Work to do - In this exercise, reproduce all the entries that follow exactly.
# START OF Material for this exercise
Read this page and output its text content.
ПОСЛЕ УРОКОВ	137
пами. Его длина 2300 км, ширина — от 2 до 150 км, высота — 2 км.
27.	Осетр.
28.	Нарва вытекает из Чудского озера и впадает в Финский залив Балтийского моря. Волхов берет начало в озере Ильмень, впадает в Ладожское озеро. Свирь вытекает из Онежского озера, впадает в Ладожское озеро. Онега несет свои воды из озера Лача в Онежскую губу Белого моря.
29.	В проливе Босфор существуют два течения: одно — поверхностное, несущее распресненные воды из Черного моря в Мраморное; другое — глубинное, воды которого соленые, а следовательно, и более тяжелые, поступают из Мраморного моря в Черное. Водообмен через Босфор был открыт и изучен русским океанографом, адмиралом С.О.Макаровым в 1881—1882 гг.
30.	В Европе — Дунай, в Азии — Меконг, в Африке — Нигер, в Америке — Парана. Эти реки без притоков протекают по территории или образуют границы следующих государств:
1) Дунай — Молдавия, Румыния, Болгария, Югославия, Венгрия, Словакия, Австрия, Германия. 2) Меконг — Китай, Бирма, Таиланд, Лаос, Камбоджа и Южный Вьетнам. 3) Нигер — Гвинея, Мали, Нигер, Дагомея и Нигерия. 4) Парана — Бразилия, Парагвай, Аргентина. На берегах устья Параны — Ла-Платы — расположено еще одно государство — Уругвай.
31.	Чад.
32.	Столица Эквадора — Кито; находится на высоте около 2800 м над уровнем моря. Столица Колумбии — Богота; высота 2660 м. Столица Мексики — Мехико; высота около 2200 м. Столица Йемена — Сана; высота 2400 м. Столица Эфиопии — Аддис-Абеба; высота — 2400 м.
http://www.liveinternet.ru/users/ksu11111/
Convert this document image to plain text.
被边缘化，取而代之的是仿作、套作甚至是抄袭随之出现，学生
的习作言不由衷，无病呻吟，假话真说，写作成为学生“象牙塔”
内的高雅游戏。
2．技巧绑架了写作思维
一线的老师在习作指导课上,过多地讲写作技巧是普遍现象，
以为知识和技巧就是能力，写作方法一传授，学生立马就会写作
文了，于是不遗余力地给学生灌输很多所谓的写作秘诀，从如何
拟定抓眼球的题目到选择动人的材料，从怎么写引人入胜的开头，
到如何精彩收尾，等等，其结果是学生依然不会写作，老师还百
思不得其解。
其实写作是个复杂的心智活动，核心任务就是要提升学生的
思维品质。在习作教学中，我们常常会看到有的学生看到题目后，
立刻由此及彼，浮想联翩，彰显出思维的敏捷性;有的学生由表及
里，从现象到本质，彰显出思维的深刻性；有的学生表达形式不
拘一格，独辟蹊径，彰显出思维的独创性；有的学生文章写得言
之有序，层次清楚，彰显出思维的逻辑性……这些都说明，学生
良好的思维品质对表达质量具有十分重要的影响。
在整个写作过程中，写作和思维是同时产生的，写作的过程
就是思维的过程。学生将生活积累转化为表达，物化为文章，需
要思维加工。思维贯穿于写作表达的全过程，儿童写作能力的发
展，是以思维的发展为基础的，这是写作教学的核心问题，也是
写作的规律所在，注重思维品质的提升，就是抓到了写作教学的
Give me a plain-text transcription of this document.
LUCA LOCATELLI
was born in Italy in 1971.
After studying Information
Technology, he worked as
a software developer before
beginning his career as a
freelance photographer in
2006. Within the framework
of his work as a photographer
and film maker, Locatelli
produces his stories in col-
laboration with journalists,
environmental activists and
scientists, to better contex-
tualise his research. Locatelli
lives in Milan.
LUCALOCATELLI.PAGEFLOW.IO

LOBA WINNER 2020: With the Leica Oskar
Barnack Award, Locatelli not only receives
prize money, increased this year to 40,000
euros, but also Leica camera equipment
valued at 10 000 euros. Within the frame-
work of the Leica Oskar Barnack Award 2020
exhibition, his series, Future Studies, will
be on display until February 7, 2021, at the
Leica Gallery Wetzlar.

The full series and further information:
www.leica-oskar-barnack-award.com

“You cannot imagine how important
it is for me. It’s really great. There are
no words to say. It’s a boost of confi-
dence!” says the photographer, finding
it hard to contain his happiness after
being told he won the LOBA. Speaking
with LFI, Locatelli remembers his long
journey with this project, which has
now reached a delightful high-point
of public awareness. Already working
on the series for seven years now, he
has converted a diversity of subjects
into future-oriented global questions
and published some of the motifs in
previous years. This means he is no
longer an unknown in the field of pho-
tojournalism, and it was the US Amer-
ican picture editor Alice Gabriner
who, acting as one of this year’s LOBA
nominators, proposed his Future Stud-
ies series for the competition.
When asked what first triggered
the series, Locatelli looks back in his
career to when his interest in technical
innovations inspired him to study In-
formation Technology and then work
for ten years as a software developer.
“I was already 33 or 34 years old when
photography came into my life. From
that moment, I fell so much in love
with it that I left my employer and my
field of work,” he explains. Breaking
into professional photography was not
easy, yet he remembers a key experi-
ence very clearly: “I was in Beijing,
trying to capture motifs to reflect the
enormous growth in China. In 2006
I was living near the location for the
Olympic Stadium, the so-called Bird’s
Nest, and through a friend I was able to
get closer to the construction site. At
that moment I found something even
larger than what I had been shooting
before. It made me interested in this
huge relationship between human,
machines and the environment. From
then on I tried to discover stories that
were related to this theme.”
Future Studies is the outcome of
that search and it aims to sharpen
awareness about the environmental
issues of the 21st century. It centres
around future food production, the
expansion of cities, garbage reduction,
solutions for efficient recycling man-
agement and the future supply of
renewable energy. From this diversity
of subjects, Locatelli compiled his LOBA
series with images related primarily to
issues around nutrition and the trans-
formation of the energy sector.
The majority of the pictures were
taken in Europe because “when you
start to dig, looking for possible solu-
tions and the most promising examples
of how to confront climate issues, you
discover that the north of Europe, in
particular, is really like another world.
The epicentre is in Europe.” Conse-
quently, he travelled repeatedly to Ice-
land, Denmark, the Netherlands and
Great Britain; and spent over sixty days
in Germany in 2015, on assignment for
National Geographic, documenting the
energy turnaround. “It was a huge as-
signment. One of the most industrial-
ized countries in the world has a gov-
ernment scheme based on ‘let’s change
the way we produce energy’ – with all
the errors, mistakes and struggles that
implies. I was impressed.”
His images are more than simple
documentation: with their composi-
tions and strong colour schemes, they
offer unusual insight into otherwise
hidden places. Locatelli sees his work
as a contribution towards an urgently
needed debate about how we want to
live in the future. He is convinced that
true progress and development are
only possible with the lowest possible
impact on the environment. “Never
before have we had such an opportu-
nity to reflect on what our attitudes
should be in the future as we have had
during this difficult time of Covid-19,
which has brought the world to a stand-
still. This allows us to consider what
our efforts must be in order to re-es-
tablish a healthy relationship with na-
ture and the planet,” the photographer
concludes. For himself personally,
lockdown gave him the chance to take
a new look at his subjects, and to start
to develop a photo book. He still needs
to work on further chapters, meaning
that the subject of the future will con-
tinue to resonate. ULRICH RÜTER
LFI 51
# END OF Material for this exercise
Finished exercise -
Read this page and output its text content.
ПОСЛЕ УРОКОВ	137
пами. Его длина 2300 км, ширина — от 2 до 150 км, высота — 2 км.
27.	Осетр.
28.	Нарва вытекает из Чудского озера и впадает в Финский залив Балтийского моря. Волхов берет начало в озере Ильмень, впадает в Ладожское озеро. Свирь вытекает из Онежского озера, впадает в Ладожское озеро. Онега несет свои воды из озера Лача в Онежскую губу Белого моря.
29.	В проливе Босфор существуют два течения: одно — поверхностное, несущее распресненные воды из Черного моря в Мраморное; другое — глубинное, воды которого соленые, а следовательно, и более тяжелые, поступают из Мраморного моря в Черное. Водообмен через Босфор был открыт и изучен русским океанографом, адмиралом С.О.Макаровым в 1881—1882 гг.
30.	В Европе — Дунай, в Азии — Меконг, в Африке — Нигер, в Америке — Парана. Эти реки без притоков протекают по территории или образуют границы следующих государств:
1) Дунай — Молдавия, Румыния, Болгария, Югославия, Венгрия, Словакия, Австрия, Германия. 2) Меконг — Китай, Бирма, Таиланд, Лаос, Камбоджа и Южный Вьетнам. 3) Нигер — Гвинея, Мали, Нигер, Дагомея и Нигерия. 4) Парана — Бразилия, Парагвай, Аргентина. На берегах устья Параны — Ла-Платы — расположено еще одно государство — Уругвай.
31.	Чад.
32.	Столица Эквадора — Кито; находится на высоте около 2800 м над уровнем моря. Столица Колумбии — Богота; высота 2660 м. Столица Мексики — Мехико; высота около 2200 м. Столица Йемена — Сана; высота 2400 м. Столица Эфиопии — Аддис-Абеба; высота — 2400 м.
http://www.liveinternet.ru/users/ksu11111/
Convert this document image to plain text.
被边缘化，取而代之的是仿作、套作甚至是抄袭随之出现，学生
的习作言不由衷，无病呻吟，假话真说，写作成为学生“象牙塔”
内的高雅游戏。
2．技巧绑架了写作思维
一线的老师在习作指导课上,过多地讲写作技巧是普遍现象，
以为知识和技巧就是能力，写作方法一传授，学生立马就会写作
文了，于是不遗余力地给学生灌输很多所谓的写作秘诀，从如何
拟定抓眼球的题目到选择动人的材料，从怎么写引人入胜的开头，
到如何精彩收尾，等等，其结果是学生依然不会写作，老师还百
思不得其解。
其实写作是个复杂的心智活动，核心任务就是要提升学生的
思维品质。在习作教学中，我们常常会看到有的学生看到题目后，
立刻由此及彼，浮想联翩，彰显出思维的敏捷性;有的学生由表及
里，从现象到本质，彰显出思维的深刻性；有的学生表达形式不
拘一格，独辟蹊径，彰显出思维的独创性；有的学生文章写得言
之有序，层次清楚，彰显出思维的逻辑性……这些都说明，学生
良好的思维品质对表达质量具有十分重要的影响。
在整个写作过程中，写作和思维是同时产生的，写作的过程
就是思维的过程。学生将生活积累转化为表达，物化为文章，需
要思维加工。思维贯穿于写作表达的全过程，儿童写作能力的发
展，是以思维的发展为基础的，这是写作教学的核心问题，也是
写作的规律所在，注重思维品质的提升，就是抓到了写作教学的
Give me a plain-text transcription of this document.
LUCA LOCATELLI
was born in Italy in 1971.
After studying Information
Technology, he worked as
a software developer before
beginning his career as a
freelance photographer in
2006. Within the framework
of his work as a photographer
and film maker, Locatelli
produces his stories in col-
laboration with journalists,
environmental activists and
scientists, to better contex-
tualise his research. Locatelli
lives in Milan.
LUCALOCATELLI.PAGEFLOW.IO

LOBA WINNER 2020: With the Leica Oskar
Barnack Award, Locatelli not only receives
prize money, increased this year to 40,000
euros, but also Leica camera equipment
valued at 10 000 euros. Within the frame-
work of the Leica Oskar Barnack Award 2020
exhibition, his series, Future Studies, will
be on display until February 7, 2021, at the
Leica Gallery Wetzlar.

The full series and further information:
www.leica-oskar-barnack-award.com

“You cannot imagine how important
it is for me. It’s really great. There are
no words to say. It’s a boost of confi-
dence!” says the photographer, finding
it hard to contain his happiness after
being told he won the LOBA. Speaking
with LFI, Locatelli remembers his long
journey with this project, which has
now reached a delightful high-point
of public awareness. Already working
on the series for seven years now, he
has converted a diversity of subjects
into future-oriented global questions
and published some of the motifs in
previous years. This means he is no
longer an unknown in the field of pho-
tojournalism, and it was the US Amer-
ican picture editor Alice Gabriner
who, acting as one of this year’s LOBA
nominators, proposed his Future Stud-
ies series for the competition.
When asked what first triggered
the series, Locatelli looks back in his
career to when his interest in technical
innovations inspired him to study In-
formation Technology and then work
for ten years as a software developer.
“I was already 33 or 34 years old when
photography came into my life. From
that moment, I fell so much in love
with it that I left my employer and my
field of work,” he explains. Breaking
into professional photography was not
easy, yet he remembers a key experi-
ence very clearly: “I was in Beijing,
trying to capture motifs to reflect the
enormous growth in China. In 2006
I was living near the location for the
Olympic Stadium, the so-called Bird’s
Nest, and through a friend I was able to
get closer to the construction site. At
that moment I found something even
larger than what I had been shooting
before. It made me interested in this
huge relationship between human,
machines and the environment. From
then on I tried to discover stories that
were related to this theme.”
Future Studies is the outcome of
that search and it aims to sharpen
awareness about the environmental
issues of the 21st century. It centres
around future food production, the
expansion of cities, garbage reduction,
solutions for efficient recycling man-
agement and the future supply of
renewable energy. From this diversity
of subjects, Locatelli compiled his LOBA
series with images related primarily to
issues around nutrition and the trans-
formation of the energy sector.
The majority of the pictures were
taken in Europe because “when you
start to dig, looking for possible solu-
tions and the most promising examples
of how to confront climate issues, you
discover that the north of Europe, in
particular, is really like another world.
The epicentre is in Europe.” Conse-
quently, he travelled repeatedly to Ice-
land, Denmark, the Netherlands and
Great Britain; and spent over sixty days
in Germany in 2015, on assignment for
National Geographic, documenting the
energy turnaround. “It was a huge as-
signment. One of the most industrial-
ized countries in the world has a gov-
ernment scheme based on ‘let’s change
the way we produce energy’ – with all
the errors, mistakes and struggles that
implies. I was impressed.”
His images are more than simple
documentation: with their composi-
tions and strong colour schemes, they
offer unusual insight into otherwise
hidden places. Locatelli sees his work
as a contribution towards an urgently
needed debate about how we want to
live in the future. He is convinced that
true progress and development are
only possible with the lowest possible
impact on the environment. “Never
before have we had such an opportu-
nity to reflect on what our attitudes
should be in the future as we have had
during this difficult time of Covid-19,
which has brought the world to a stand-
still. This allows us to consider what
our efforts must be in order to re-es-
tablish a healthy relationship with na-
ture and the planet,” the photographer
concludes. For himself personally,
lockdown gave him the chance to take
a new look at his subjects, and to start
to develop a photo book. He still needs
to work on further chapters, meaning
that the subject of the future will con-
tinue to resonate. ULRICH RÜTER
LFI 51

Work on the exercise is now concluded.